→ EXERCISE DETAILS
Copy each line that contains the word "ylabel".
[START OF PROVIDED INFORMATION]
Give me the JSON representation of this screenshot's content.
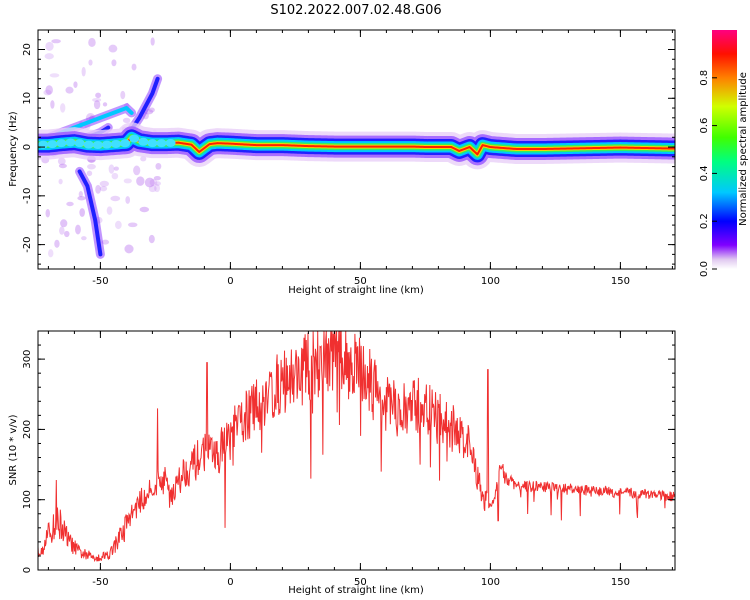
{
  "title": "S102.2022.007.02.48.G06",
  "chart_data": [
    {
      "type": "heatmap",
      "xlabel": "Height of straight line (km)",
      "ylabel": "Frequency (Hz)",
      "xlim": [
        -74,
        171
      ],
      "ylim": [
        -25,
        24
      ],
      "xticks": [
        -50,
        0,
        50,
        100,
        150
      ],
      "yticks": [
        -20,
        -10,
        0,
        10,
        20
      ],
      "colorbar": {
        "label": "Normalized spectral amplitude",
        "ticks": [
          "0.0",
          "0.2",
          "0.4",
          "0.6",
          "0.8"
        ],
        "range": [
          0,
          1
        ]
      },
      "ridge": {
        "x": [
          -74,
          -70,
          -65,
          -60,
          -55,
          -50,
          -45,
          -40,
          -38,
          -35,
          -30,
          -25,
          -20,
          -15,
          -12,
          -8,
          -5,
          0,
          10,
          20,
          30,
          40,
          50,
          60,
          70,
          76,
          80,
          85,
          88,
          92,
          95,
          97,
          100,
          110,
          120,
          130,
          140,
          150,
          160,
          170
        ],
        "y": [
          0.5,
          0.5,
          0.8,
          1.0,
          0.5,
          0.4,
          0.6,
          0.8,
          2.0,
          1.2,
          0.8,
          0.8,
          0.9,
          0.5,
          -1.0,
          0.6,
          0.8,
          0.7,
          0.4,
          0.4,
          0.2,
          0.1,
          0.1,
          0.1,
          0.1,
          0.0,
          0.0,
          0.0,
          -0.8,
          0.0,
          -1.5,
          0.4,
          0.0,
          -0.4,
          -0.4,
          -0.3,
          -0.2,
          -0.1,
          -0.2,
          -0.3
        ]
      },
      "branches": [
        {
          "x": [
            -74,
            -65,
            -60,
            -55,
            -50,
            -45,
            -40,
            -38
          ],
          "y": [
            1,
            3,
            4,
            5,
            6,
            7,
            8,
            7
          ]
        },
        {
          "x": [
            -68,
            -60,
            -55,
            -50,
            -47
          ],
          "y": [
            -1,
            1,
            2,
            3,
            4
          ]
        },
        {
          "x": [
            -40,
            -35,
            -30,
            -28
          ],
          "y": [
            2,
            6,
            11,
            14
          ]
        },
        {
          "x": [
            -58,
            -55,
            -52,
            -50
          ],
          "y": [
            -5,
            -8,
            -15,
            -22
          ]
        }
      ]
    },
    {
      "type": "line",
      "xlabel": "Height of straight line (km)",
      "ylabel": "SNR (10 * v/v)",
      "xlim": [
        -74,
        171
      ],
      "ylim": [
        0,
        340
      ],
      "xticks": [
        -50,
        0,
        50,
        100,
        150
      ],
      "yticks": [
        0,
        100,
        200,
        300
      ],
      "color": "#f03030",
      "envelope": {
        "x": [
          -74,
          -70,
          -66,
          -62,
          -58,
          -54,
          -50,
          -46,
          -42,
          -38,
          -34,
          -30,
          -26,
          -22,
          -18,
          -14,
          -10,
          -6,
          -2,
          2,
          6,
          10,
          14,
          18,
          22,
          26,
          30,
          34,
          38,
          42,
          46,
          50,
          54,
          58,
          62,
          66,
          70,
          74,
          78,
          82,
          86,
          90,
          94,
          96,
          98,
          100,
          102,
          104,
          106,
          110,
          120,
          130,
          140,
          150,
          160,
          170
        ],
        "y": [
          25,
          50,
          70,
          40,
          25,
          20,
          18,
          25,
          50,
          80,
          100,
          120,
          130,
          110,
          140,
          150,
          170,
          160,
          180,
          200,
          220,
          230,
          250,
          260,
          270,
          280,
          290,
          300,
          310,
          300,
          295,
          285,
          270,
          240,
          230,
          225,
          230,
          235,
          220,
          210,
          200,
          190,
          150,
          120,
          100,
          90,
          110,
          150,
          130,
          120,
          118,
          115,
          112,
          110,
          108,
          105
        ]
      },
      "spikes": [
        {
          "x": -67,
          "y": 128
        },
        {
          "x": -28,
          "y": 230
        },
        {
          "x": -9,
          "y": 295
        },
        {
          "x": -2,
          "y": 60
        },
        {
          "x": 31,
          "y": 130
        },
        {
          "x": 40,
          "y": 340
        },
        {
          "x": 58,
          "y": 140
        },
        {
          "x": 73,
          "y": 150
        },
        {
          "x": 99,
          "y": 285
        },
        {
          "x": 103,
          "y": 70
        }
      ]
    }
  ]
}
[END OF PROVIDED INFORMATION]
→ SOLUTION BELOW
      "ylabel": "Frequency (Hz)",
      "ylabel": "SNR (10 * v/v)",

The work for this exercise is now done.